## Work to be completed
Among the following entries, count the lines that contain "this" and report only the result.

## Items

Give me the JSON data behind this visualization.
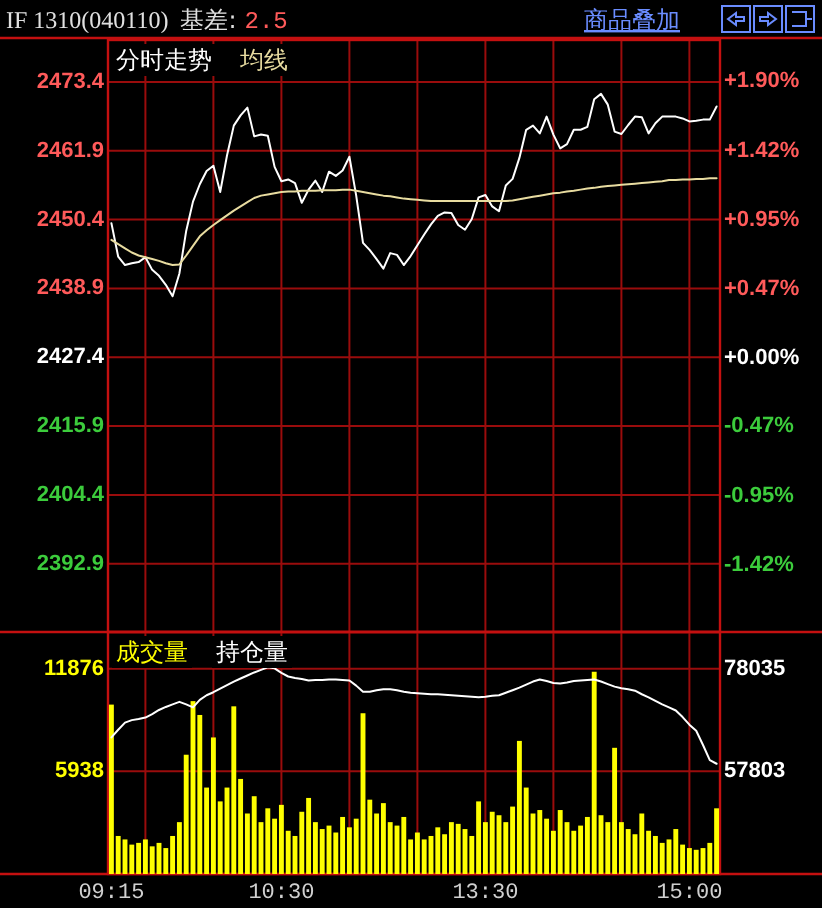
{
  "chart_data": [
    {
      "type": "line",
      "title": "IF 1310(040110)",
      "annotations": [
        "基差:",
        "2.5",
        "商品叠加"
      ],
      "categories": [
        null,
        null,
        null,
        null,
        null,
        null,
        null,
        null,
        null,
        null,
        null,
        null,
        null,
        null,
        null,
        null,
        null,
        null,
        null,
        null,
        null,
        null,
        null,
        null,
        null,
        null,
        null,
        null,
        null,
        null,
        null,
        null,
        null,
        null,
        null,
        null,
        null,
        null,
        null,
        null,
        null,
        null,
        null,
        null,
        null,
        null,
        null,
        null,
        null,
        null,
        null,
        null,
        null,
        null,
        null,
        null,
        null,
        null,
        null,
        null,
        null,
        null,
        null,
        null,
        null,
        null,
        null,
        null,
        null,
        null,
        null,
        null,
        null,
        null,
        null,
        null,
        null,
        null,
        null,
        null,
        null,
        null,
        null,
        null,
        null,
        null,
        null,
        null,
        null,
        null
      ],
      "ylim": [
        2381.5,
        2480.4
      ],
      "yticks": [
        2392.9,
        2404.4,
        2415.9,
        2427.4,
        2438.9,
        2450.4,
        2461.9,
        2473.4
      ],
      "y2lim": [
        -1.882,
        2.183
      ],
      "y2ticks": [
        {
          "value": -1.42,
          "label": "-1.42%"
        },
        {
          "value": -0.95,
          "label": "-0.95%"
        },
        {
          "value": -0.47,
          "label": "-0.47%"
        },
        {
          "value": 0,
          "label": "+0.00%"
        },
        {
          "value": 0.47,
          "label": "+0.47%"
        },
        {
          "value": 0.95,
          "label": "+0.95%"
        },
        {
          "value": 1.42,
          "label": "+1.42%"
        },
        {
          "value": 1.9,
          "label": "+1.90%"
        }
      ],
      "grid": true,
      "legend": "top left",
      "tick_labels": "y",
      "series": [
        {
          "name": "分时走势",
          "color": "#ffffff",
          "values": [
            2449.8,
            2444.2,
            2442.8,
            2443.1,
            2443.3,
            2444.1,
            2442.0,
            2441.0,
            2439.5,
            2437.6,
            2441.4,
            2448.5,
            2453.4,
            2456.3,
            2458.5,
            2459.4,
            2455.0,
            2461.1,
            2466.1,
            2467.8,
            2469.1,
            2464.3,
            2464.6,
            2464.4,
            2459.2,
            2456.8,
            2457.1,
            2456.5,
            2453.2,
            2455.4,
            2456.9,
            2455.0,
            2458.4,
            2457.7,
            2458.6,
            2460.9,
            2454.4,
            2446.5,
            2445.3,
            2443.8,
            2442.2,
            2444.8,
            2444.5,
            2442.8,
            2444.3,
            2446.1,
            2447.9,
            2449.6,
            2451.0,
            2451.6,
            2451.5,
            2449.5,
            2448.7,
            2450.5,
            2454.1,
            2454.5,
            2452.6,
            2451.8,
            2456.1,
            2457.2,
            2460.7,
            2465.4,
            2466.1,
            2464.8,
            2467.6,
            2464.6,
            2462.3,
            2463.0,
            2465.4,
            2465.4,
            2465.9,
            2470.5,
            2471.4,
            2469.6,
            2465.1,
            2464.7,
            2466.2,
            2467.6,
            2467.5,
            2464.8,
            2466.5,
            2467.6,
            2467.6,
            2467.6,
            2467.3,
            2466.8,
            2466.9,
            2467.1,
            2467.1,
            2469.3
          ]
        },
        {
          "name": "均线",
          "color": "#e8dca0",
          "values": [
            2447.0,
            2446.3,
            2445.6,
            2444.9,
            2444.4,
            2444.1,
            2443.8,
            2443.5,
            2443.1,
            2442.8,
            2442.9,
            2444.4,
            2446.0,
            2447.6,
            2448.6,
            2449.5,
            2450.3,
            2451.1,
            2451.9,
            2452.6,
            2453.3,
            2454.0,
            2454.4,
            2454.6,
            2454.8,
            2455.0,
            2455.1,
            2455.1,
            2455.2,
            2455.2,
            2455.2,
            2455.3,
            2455.3,
            2455.3,
            2455.4,
            2455.4,
            2455.2,
            2455.0,
            2454.8,
            2454.6,
            2454.4,
            2454.3,
            2454.1,
            2453.9,
            2453.8,
            2453.7,
            2453.6,
            2453.5,
            2453.5,
            2453.5,
            2453.5,
            2453.5,
            2453.5,
            2453.5,
            2453.5,
            2453.5,
            2453.5,
            2453.5,
            2453.5,
            2453.6,
            2453.8,
            2454.0,
            2454.2,
            2454.4,
            2454.6,
            2454.8,
            2454.9,
            2455.1,
            2455.2,
            2455.4,
            2455.6,
            2455.7,
            2455.9,
            2456.0,
            2456.1,
            2456.2,
            2456.3,
            2456.4,
            2456.5,
            2456.6,
            2456.7,
            2456.8,
            2457.0,
            2457.0,
            2457.1,
            2457.1,
            2457.2,
            2457.2,
            2457.3,
            2457.3
          ]
        }
      ]
    },
    {
      "type": "bar",
      "categories": [
        "09:15",
        null,
        null,
        null,
        null,
        null,
        null,
        null,
        null,
        null,
        null,
        null,
        null,
        null,
        null,
        null,
        null,
        null,
        null,
        null,
        null,
        null,
        null,
        null,
        null,
        "10:30",
        null,
        null,
        null,
        null,
        null,
        null,
        null,
        null,
        null,
        null,
        null,
        null,
        null,
        null,
        null,
        null,
        null,
        null,
        null,
        null,
        null,
        null,
        null,
        null,
        null,
        null,
        null,
        null,
        null,
        "13:30",
        null,
        null,
        null,
        null,
        null,
        null,
        null,
        null,
        null,
        null,
        null,
        null,
        null,
        null,
        null,
        null,
        null,
        null,
        null,
        null,
        null,
        null,
        null,
        null,
        null,
        null,
        null,
        null,
        null,
        "15:00",
        null,
        null,
        null,
        null
      ],
      "ylim": [
        0,
        14000
      ],
      "yticks": [
        5938,
        11876
      ],
      "y2lim": [
        37570,
        85270
      ],
      "y2ticks": [
        57803,
        78035
      ],
      "grid": true,
      "legend": "top left",
      "series": [
        {
          "name": "成交量",
          "color": "#ffff00",
          "values": [
            9800,
            2200,
            2000,
            1700,
            1800,
            2000,
            1600,
            1800,
            1500,
            2200,
            3000,
            6900,
            10000,
            9200,
            5000,
            7900,
            4200,
            5000,
            9700,
            5500,
            3500,
            4500,
            3000,
            3800,
            3200,
            4000,
            2500,
            2200,
            3600,
            4400,
            3000,
            2600,
            2800,
            2400,
            3300,
            2700,
            3200,
            9300,
            4300,
            3500,
            4100,
            3000,
            2800,
            3300,
            2000,
            2400,
            2000,
            2200,
            2700,
            2300,
            3000,
            2900,
            2600,
            2200,
            4200,
            3000,
            3600,
            3400,
            3000,
            3900,
            7700,
            5000,
            3500,
            3700,
            3200,
            2500,
            3700,
            3000,
            2500,
            2800,
            3300,
            11700,
            3400,
            3000,
            7300,
            3000,
            2600,
            2300,
            3500,
            2500,
            2200,
            1800,
            2000,
            2600,
            1700,
            1500,
            1400,
            1500,
            1800,
            3800
          ]
        },
        {
          "name": "持仓量",
          "type": "line",
          "axis": "y2",
          "color": "#ffffff",
          "values": [
            64500,
            66000,
            67400,
            67900,
            68100,
            68400,
            69100,
            69900,
            70500,
            71000,
            71500,
            71000,
            70400,
            71900,
            72800,
            73400,
            74100,
            74800,
            75500,
            76100,
            76700,
            77300,
            77800,
            78300,
            78100,
            77200,
            76500,
            76200,
            76000,
            75700,
            75800,
            75800,
            75900,
            75900,
            75800,
            75700,
            74700,
            73500,
            73500,
            73800,
            74000,
            74000,
            73800,
            73500,
            73300,
            73200,
            73100,
            73000,
            73000,
            72900,
            72800,
            72700,
            72600,
            72500,
            72400,
            72500,
            72700,
            72800,
            73300,
            73800,
            74300,
            74900,
            75500,
            75900,
            75600,
            75200,
            75100,
            75300,
            75600,
            75700,
            75800,
            75900,
            75500,
            75000,
            74500,
            74200,
            74000,
            73700,
            73000,
            72400,
            71700,
            71000,
            70400,
            69800,
            68500,
            67000,
            65800,
            63000,
            60000,
            59300
          ]
        }
      ]
    }
  ]
}
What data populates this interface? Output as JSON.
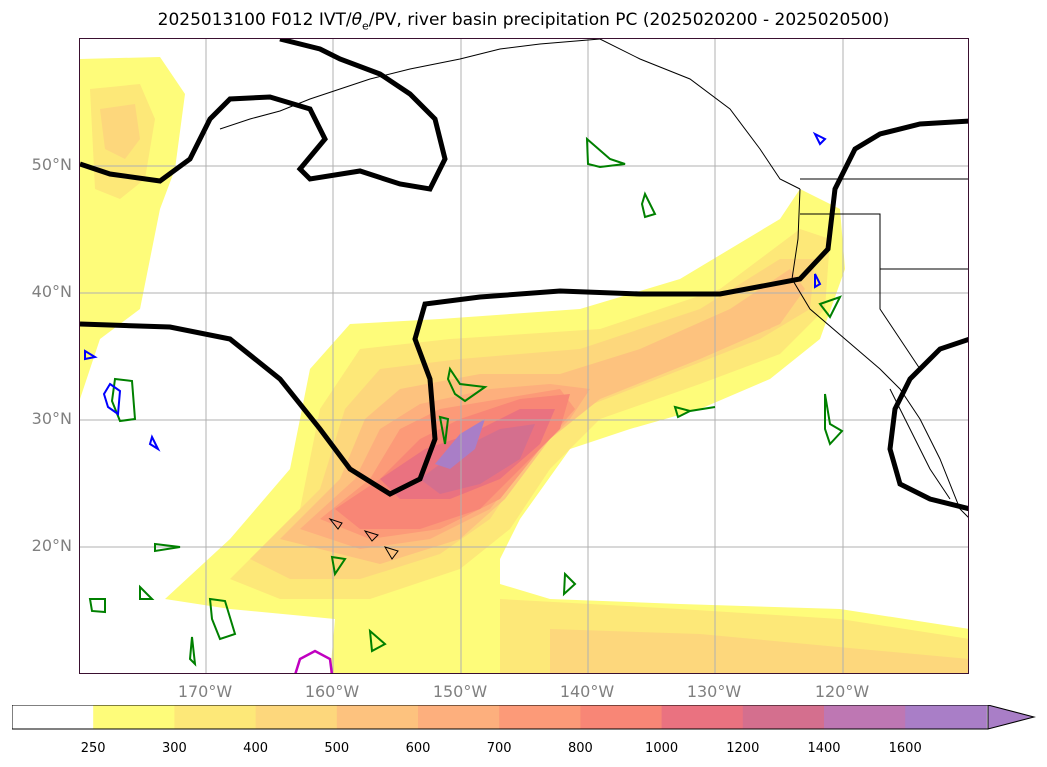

## Output of the task
2